======== SUPPLIED RECORDS ========

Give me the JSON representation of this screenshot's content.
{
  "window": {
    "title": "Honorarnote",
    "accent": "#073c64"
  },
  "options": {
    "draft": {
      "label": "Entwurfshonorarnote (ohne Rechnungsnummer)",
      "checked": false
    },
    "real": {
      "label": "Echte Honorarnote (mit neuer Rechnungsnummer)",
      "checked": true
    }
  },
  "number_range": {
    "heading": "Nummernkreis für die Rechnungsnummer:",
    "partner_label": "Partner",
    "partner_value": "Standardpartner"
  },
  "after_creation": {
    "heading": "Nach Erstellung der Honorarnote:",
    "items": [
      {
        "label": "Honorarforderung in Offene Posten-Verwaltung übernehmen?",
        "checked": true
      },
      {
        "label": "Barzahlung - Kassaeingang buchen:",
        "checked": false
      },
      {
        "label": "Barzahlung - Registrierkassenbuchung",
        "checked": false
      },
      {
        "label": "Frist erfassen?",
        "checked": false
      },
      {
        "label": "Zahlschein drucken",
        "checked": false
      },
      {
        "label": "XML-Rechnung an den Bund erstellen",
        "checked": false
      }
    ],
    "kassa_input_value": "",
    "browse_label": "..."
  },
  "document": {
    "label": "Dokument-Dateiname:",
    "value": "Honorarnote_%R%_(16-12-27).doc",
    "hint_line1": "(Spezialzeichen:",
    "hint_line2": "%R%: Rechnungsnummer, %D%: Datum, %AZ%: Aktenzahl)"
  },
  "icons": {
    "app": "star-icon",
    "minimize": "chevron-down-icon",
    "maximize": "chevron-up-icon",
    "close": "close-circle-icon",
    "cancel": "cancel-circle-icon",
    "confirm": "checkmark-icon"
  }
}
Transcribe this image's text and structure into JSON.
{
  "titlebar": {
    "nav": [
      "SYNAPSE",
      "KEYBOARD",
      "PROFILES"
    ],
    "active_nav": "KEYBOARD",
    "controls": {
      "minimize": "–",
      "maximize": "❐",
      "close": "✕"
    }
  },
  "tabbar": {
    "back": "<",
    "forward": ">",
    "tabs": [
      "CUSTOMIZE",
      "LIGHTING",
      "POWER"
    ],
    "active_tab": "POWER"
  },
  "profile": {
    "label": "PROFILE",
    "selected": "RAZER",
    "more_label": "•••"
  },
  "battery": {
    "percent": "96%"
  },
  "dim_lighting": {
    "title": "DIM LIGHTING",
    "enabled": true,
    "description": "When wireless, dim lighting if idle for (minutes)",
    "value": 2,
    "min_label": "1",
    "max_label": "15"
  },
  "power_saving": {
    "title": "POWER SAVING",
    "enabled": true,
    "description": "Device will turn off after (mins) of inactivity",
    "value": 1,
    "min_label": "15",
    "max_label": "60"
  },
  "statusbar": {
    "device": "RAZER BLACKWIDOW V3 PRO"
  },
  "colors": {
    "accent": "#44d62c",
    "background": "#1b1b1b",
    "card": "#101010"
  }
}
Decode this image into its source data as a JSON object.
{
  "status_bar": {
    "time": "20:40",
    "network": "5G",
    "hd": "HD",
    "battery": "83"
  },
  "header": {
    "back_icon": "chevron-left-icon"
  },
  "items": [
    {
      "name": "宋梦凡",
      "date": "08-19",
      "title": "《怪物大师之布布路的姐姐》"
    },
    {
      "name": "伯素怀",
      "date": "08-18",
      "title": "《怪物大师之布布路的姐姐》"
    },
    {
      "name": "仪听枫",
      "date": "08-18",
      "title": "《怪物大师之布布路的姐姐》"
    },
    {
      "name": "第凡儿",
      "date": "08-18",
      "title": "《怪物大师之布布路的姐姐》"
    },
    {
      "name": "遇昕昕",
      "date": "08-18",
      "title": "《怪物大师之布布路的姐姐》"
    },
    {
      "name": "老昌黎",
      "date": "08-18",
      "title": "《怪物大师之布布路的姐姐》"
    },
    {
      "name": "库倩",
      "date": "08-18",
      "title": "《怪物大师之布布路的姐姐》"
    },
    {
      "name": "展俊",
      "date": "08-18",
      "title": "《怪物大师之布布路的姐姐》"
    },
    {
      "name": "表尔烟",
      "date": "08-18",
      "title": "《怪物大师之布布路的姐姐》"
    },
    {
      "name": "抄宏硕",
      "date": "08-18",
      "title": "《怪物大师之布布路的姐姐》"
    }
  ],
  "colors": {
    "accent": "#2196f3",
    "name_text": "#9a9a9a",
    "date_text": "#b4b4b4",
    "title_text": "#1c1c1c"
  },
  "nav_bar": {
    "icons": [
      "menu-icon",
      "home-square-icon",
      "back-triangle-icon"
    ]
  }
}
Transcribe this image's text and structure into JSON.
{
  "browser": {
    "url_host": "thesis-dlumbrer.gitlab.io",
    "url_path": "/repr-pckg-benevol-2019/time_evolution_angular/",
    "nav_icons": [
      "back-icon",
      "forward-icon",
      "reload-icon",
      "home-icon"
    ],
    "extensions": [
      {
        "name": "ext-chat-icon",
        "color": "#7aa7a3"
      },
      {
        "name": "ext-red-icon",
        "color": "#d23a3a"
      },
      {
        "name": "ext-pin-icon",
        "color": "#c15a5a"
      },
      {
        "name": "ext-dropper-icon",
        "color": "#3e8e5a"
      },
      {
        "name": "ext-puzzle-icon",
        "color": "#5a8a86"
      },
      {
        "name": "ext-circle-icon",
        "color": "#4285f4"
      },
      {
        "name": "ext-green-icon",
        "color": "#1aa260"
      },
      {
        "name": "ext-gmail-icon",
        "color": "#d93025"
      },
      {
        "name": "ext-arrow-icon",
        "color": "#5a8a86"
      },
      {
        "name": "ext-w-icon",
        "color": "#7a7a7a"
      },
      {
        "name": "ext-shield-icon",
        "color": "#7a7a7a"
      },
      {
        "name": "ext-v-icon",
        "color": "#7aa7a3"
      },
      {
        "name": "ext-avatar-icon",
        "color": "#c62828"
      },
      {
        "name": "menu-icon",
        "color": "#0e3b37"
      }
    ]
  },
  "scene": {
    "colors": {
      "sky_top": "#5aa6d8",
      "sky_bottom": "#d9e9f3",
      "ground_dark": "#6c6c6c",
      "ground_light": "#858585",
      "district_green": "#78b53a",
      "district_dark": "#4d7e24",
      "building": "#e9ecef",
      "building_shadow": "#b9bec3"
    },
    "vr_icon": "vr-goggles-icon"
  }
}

========

- **TO DO**
Please copy out each record, character for character.

- **ANSWER TO THE PROBLEM**
Give me the JSON representation of this screenshot's content.
{
  "window": {
    "title": "Honorarnote",
    "accent": "#073c64"
  },
  "options": {
    "draft": {
      "label": "Entwurfshonorarnote (ohne Rechnungsnummer)",
      "checked": false
    },
    "real": {
      "label": "Echte Honorarnote (mit neuer Rechnungsnummer)",
      "checked": true
    }
  },
  "number_range": {
    "heading": "Nummernkreis für die Rechnungsnummer:",
    "partner_label": "Partner",
    "partner_value": "Standardpartner"
  },
  "after_creation": {
    "heading": "Nach Erstellung der Honorarnote:",
    "items": [
      {
        "label": "Honorarforderung in Offene Posten-Verwaltung übernehmen?",
        "checked": true
      },
      {
        "label": "Barzahlung - Kassaeingang buchen:",
        "checked": false
      },
      {
        "label": "Barzahlung - Registrierkassenbuchung",
        "checked": false
      },
      {
        "label": "Frist erfassen?",
        "checked": false
      },
      {
        "label": "Zahlschein drucken",
        "checked": false
      },
      {
        "label": "XML-Rechnung an den Bund erstellen",
        "checked": false
      }
    ],
    "kassa_input_value": "",
    "browse_label": "..."
  },
  "document": {
    "label": "Dokument-Dateiname:",
    "value": "Honorarnote_%R%_(16-12-27).doc",
    "hint_line1": "(Spezialzeichen:",
    "hint_line2": "%R%: Rechnungsnummer, %D%: Datum, %AZ%: Aktenzahl)"
  },
  "icons": {
    "app": "star-icon",
    "minimize": "chevron-down-icon",
    "maximize": "chevron-up-icon",
    "close": "close-circle-icon",
    "cancel": "cancel-circle-icon",
    "confirm": "checkmark-icon"
  }
}
Transcribe this image's text and structure into JSON.
{
  "titlebar": {
    "nav": [
      "SYNAPSE",
      "KEYBOARD",
      "PROFILES"
    ],
    "active_nav": "KEYBOARD",
    "controls": {
      "minimize": "–",
      "maximize": "❐",
      "close": "✕"
    }
  },
  "tabbar": {
    "back": "<",
    "forward": ">",
    "tabs": [
      "CUSTOMIZE",
      "LIGHTING",
      "POWER"
    ],
    "active_tab": "POWER"
  },
  "profile": {
    "label": "PROFILE",
    "selected": "RAZER",
    "more_label": "•••"
  },
  "battery": {
    "percent": "96%"
  },
  "dim_lighting": {
    "title": "DIM LIGHTING",
    "enabled": true,
    "description": "When wireless, dim lighting if idle for (minutes)",
    "value": 2,
    "min_label": "1",
    "max_label": "15"
  },
  "power_saving": {
    "title": "POWER SAVING",
    "enabled": true,
    "description": "Device will turn off after (mins) of inactivity",
    "value": 1,
    "min_label": "15",
    "max_label": "60"
  },
  "statusbar": {
    "device": "RAZER BLACKWIDOW V3 PRO"
  },
  "colors": {
    "accent": "#44d62c",
    "background": "#1b1b1b",
    "card": "#101010"
  }
}
Decode this image into its source data as a JSON object.
{
  "status_bar": {
    "time": "20:40",
    "network": "5G",
    "hd": "HD",
    "battery": "83"
  },
  "header": {
    "back_icon": "chevron-left-icon"
  },
  "items": [
    {
      "name": "宋梦凡",
      "date": "08-19",
      "title": "《怪物大师之布布路的姐姐》"
    },
    {
      "name": "伯素怀",
      "date": "08-18",
      "title": "《怪物大师之布布路的姐姐》"
    },
    {
      "name": "仪听枫",
      "date": "08-18",
      "title": "《怪物大师之布布路的姐姐》"
    },
    {
      "name": "第凡儿",
      "date": "08-18",
      "title": "《怪物大师之布布路的姐姐》"
    },
    {
      "name": "遇昕昕",
      "date": "08-18",
      "title": "《怪物大师之布布路的姐姐》"
    },
    {
      "name": "老昌黎",
      "date": "08-18",
      "title": "《怪物大师之布布路的姐姐》"
    },
    {
      "name": "库倩",
      "date": "08-18",
      "title": "《怪物大师之布布路的姐姐》"
    },
    {
      "name": "展俊",
      "date": "08-18",
      "title": "《怪物大师之布布路的姐姐》"
    },
    {
      "name": "表尔烟",
      "date": "08-18",
      "title": "《怪物大师之布布路的姐姐》"
    },
    {
      "name": "抄宏硕",
      "date": "08-18",
      "title": "《怪物大师之布布路的姐姐》"
    }
  ],
  "colors": {
    "accent": "#2196f3",
    "name_text": "#9a9a9a",
    "date_text": "#b4b4b4",
    "title_text": "#1c1c1c"
  },
  "nav_bar": {
    "icons": [
      "menu-icon",
      "home-square-icon",
      "back-triangle-icon"
    ]
  }
}
Transcribe this image's text and structure into JSON.
{
  "browser": {
    "url_host": "thesis-dlumbrer.gitlab.io",
    "url_path": "/repr-pckg-benevol-2019/time_evolution_angular/",
    "nav_icons": [
      "back-icon",
      "forward-icon",
      "reload-icon",
      "home-icon"
    ],
    "extensions": [
      {
        "name": "ext-chat-icon",
        "color": "#7aa7a3"
      },
      {
        "name": "ext-red-icon",
        "color": "#d23a3a"
      },
      {
        "name": "ext-pin-icon",
        "color": "#c15a5a"
      },
      {
        "name": "ext-dropper-icon",
        "color": "#3e8e5a"
      },
      {
        "name": "ext-puzzle-icon",
        "color": "#5a8a86"
      },
      {
        "name": "ext-circle-icon",
        "color": "#4285f4"
      },
      {
        "name": "ext-green-icon",
        "color": "#1aa260"
      },
      {
        "name": "ext-gmail-icon",
        "color": "#d93025"
      },
      {
        "name": "ext-arrow-icon",
        "color": "#5a8a86"
      },
      {
        "name": "ext-w-icon",
        "color": "#7a7a7a"
      },
      {
        "name": "ext-shield-icon",
        "color": "#7a7a7a"
      },
      {
        "name": "ext-v-icon",
        "color": "#7aa7a3"
      },
      {
        "name": "ext-avatar-icon",
        "color": "#c62828"
      },
      {
        "name": "menu-icon",
        "color": "#0e3b37"
      }
    ]
  },
  "scene": {
    "colors": {
      "sky_top": "#5aa6d8",
      "sky_bottom": "#d9e9f3",
      "ground_dark": "#6c6c6c",
      "ground_light": "#858585",
      "district_green": "#78b53a",
      "district_dark": "#4d7e24",
      "building": "#e9ecef",
      "building_shadow": "#b9bec3"
    },
    "vr_icon": "vr-goggles-icon"
  }
}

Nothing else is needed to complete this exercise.